Objective » Copy every one of the lines below word for word, and leave the pictures out of your copy.

Records of where elements appear »
:::::

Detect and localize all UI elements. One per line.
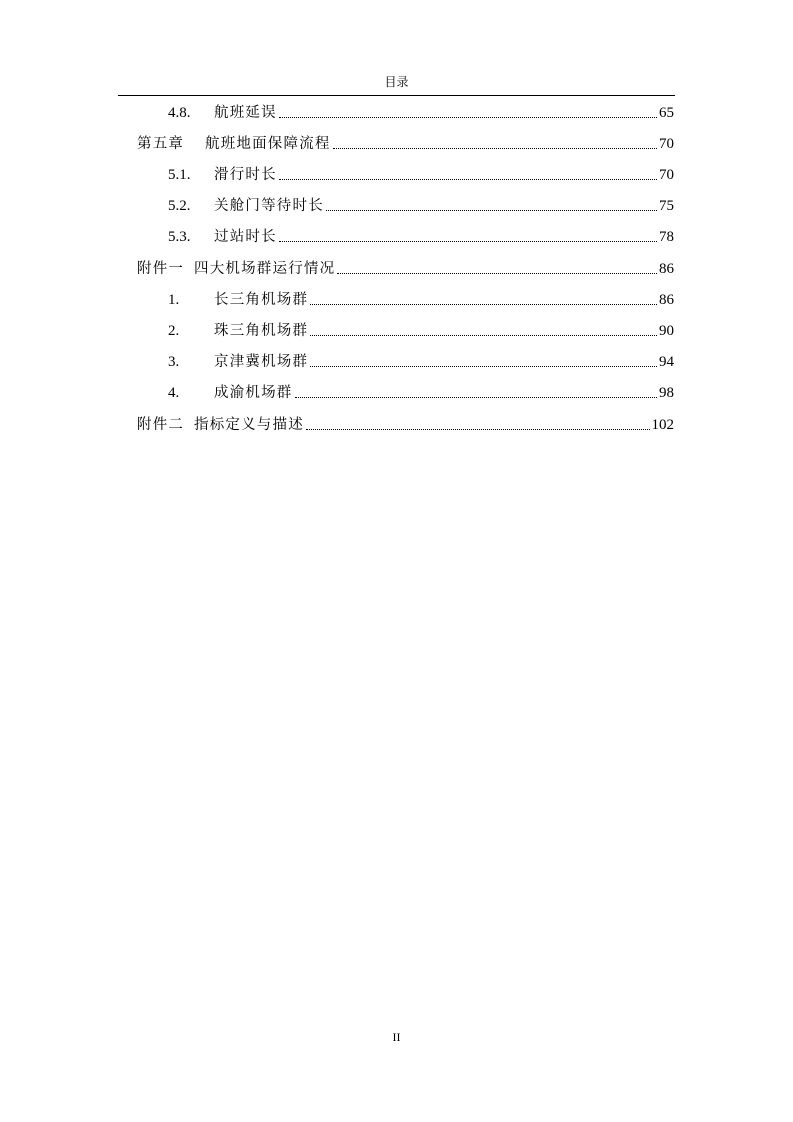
toc-entry-number: 附件二 — [137, 417, 185, 433]
toc-entry-number: 5.2. — [168, 198, 191, 214]
toc-entry-page: 98 — [659, 385, 674, 401]
toc-entry-number: 5.3. — [168, 229, 191, 245]
toc-leader-dots — [310, 352, 657, 367]
toc-entry-page: 94 — [659, 354, 674, 370]
toc-leader-dots — [337, 259, 657, 274]
toc-entry-number: 3. — [168, 354, 180, 370]
toc-entry[interactable] — [168, 165, 674, 185]
toc-entry-number: 4. — [168, 385, 180, 401]
toc-leader-dots — [310, 321, 657, 336]
toc-entry-number: 4.8. — [168, 105, 191, 121]
toc-entry-page: 75 — [659, 198, 674, 214]
toc-entry-page: 70 — [659, 167, 674, 183]
toc-entry[interactable] — [137, 415, 674, 435]
toc-entry-page: 65 — [659, 105, 674, 121]
toc-entry-title: 指标定义与描述 — [194, 417, 304, 433]
toc-leader-dots — [306, 415, 650, 430]
header-rule — [118, 95, 675, 96]
toc-leader-dots — [326, 196, 657, 211]
toc-entry-number: 5.1. — [168, 167, 191, 183]
toc-entry[interactable] — [168, 103, 674, 123]
toc-entry[interactable] — [168, 196, 674, 216]
running-header: 目录 — [384, 75, 409, 89]
toc-leader-dots — [279, 227, 657, 242]
toc-entry-number: 1. — [168, 292, 180, 308]
toc-entry[interactable] — [137, 259, 674, 279]
toc-leader-dots — [295, 383, 658, 398]
toc-entry-page: 78 — [659, 229, 674, 245]
toc-entry[interactable] — [168, 227, 674, 247]
toc-entry[interactable] — [168, 290, 674, 310]
footer-page-number: II — [392, 1030, 401, 1044]
toc-entry-title: 航班地面保障流程 — [205, 136, 331, 152]
toc-entry-title: 京津冀机场群 — [214, 354, 309, 370]
toc-entry-number: 2. — [168, 323, 180, 339]
toc-entry-page: 70 — [659, 136, 674, 152]
toc-entry-title: 四大机场群运行情况 — [194, 261, 336, 277]
toc-entry-page: 86 — [659, 261, 674, 277]
toc-leader-dots — [333, 134, 657, 149]
toc-leader-dots — [310, 290, 657, 305]
toc-entry-number: 附件一 — [137, 261, 185, 277]
toc-entry-page: 86 — [659, 292, 674, 308]
toc-entry[interactable] — [137, 134, 674, 154]
toc-entry[interactable] — [168, 352, 674, 372]
toc-entry[interactable] — [168, 383, 674, 403]
toc-entry-number: 第五章 — [137, 136, 185, 152]
toc-leader-dots — [279, 103, 657, 118]
toc-entry-page: 102 — [651, 417, 674, 433]
toc-entry[interactable] — [168, 321, 674, 341]
toc-entry-title: 珠三角机场群 — [214, 323, 309, 339]
toc-entry-title: 成渝机场群 — [214, 385, 293, 401]
toc-entry-title: 关舱门等待时长 — [214, 198, 324, 214]
toc-entry-page: 90 — [659, 323, 674, 339]
toc-leader-dots — [279, 165, 657, 180]
toc-entry-title: 过站时长 — [214, 229, 277, 245]
toc-entry-title: 滑行时长 — [214, 167, 277, 183]
toc-entry-title: 长三角机场群 — [214, 292, 309, 308]
toc-entry-title: 航班延误 — [214, 105, 277, 121]
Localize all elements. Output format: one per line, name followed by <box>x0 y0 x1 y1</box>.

:::::

Reply »
Detect and localize all UI elements. One per line.
toc-entry-number: 附件二 — [137, 417, 185, 433]
toc-entry-number: 5.2. — [168, 198, 191, 214]
toc-entry-page: 98 — [659, 385, 674, 401]
toc-entry-number: 5.3. — [168, 229, 191, 245]
toc-leader-dots — [310, 352, 657, 367]
toc-entry-page: 94 — [659, 354, 674, 370]
toc-leader-dots — [337, 259, 657, 274]
toc-entry-number: 3. — [168, 354, 180, 370]
toc-entry[interactable] — [168, 165, 674, 185]
toc-entry-number: 4. — [168, 385, 180, 401]
toc-leader-dots — [310, 321, 657, 336]
toc-entry-number: 4.8. — [168, 105, 191, 121]
toc-entry-page: 75 — [659, 198, 674, 214]
toc-entry-page: 70 — [659, 167, 674, 183]
toc-entry[interactable] — [137, 415, 674, 435]
toc-entry-page: 65 — [659, 105, 674, 121]
toc-entry-title: 指标定义与描述 — [194, 417, 304, 433]
toc-leader-dots — [306, 415, 650, 430]
header-rule — [118, 95, 675, 96]
toc-leader-dots — [326, 196, 657, 211]
toc-entry-number: 5.1. — [168, 167, 191, 183]
toc-entry[interactable] — [168, 103, 674, 123]
toc-entry[interactable] — [168, 196, 674, 216]
running-header: 目录 — [384, 75, 409, 89]
toc-leader-dots — [279, 227, 657, 242]
toc-entry-number: 1. — [168, 292, 180, 308]
toc-entry[interactable] — [137, 259, 674, 279]
toc-leader-dots — [295, 383, 658, 398]
toc-entry-page: 78 — [659, 229, 674, 245]
toc-entry[interactable] — [168, 227, 674, 247]
toc-entry[interactable] — [168, 290, 674, 310]
footer-page-number: II — [392, 1030, 401, 1044]
toc-entry-title: 航班地面保障流程 — [205, 136, 331, 152]
toc-entry-title: 京津冀机场群 — [214, 354, 309, 370]
toc-entry-number: 2. — [168, 323, 180, 339]
toc-entry-page: 70 — [659, 136, 674, 152]
toc-entry-title: 四大机场群运行情况 — [194, 261, 336, 277]
toc-entry-page: 86 — [659, 261, 674, 277]
toc-leader-dots — [333, 134, 657, 149]
toc-leader-dots — [310, 290, 657, 305]
toc-entry-number: 附件一 — [137, 261, 185, 277]
toc-entry-page: 86 — [659, 292, 674, 308]
toc-entry[interactable] — [137, 134, 674, 154]
toc-entry[interactable] — [168, 352, 674, 372]
toc-entry[interactable] — [168, 383, 674, 403]
toc-entry-number: 第五章 — [137, 136, 185, 152]
toc-leader-dots — [279, 103, 657, 118]
toc-entry-page: 102 — [651, 417, 674, 433]
toc-entry[interactable] — [168, 321, 674, 341]
toc-entry-title: 珠三角机场群 — [214, 323, 309, 339]
toc-entry-title: 成渝机场群 — [214, 385, 293, 401]
toc-entry-title: 关舱门等待时长 — [214, 198, 324, 214]
toc-entry-page: 90 — [659, 323, 674, 339]
toc-leader-dots — [279, 165, 657, 180]
toc-entry-title: 过站时长 — [214, 229, 277, 245]
toc-entry-title: 滑行时长 — [214, 167, 277, 183]
toc-entry-title: 长三角机场群 — [214, 292, 309, 308]
toc-entry-title: 航班延误 — [214, 105, 277, 121]
Localize all elements. Output format: one per line, name followed by <box>x0 y0 x1 y1</box>.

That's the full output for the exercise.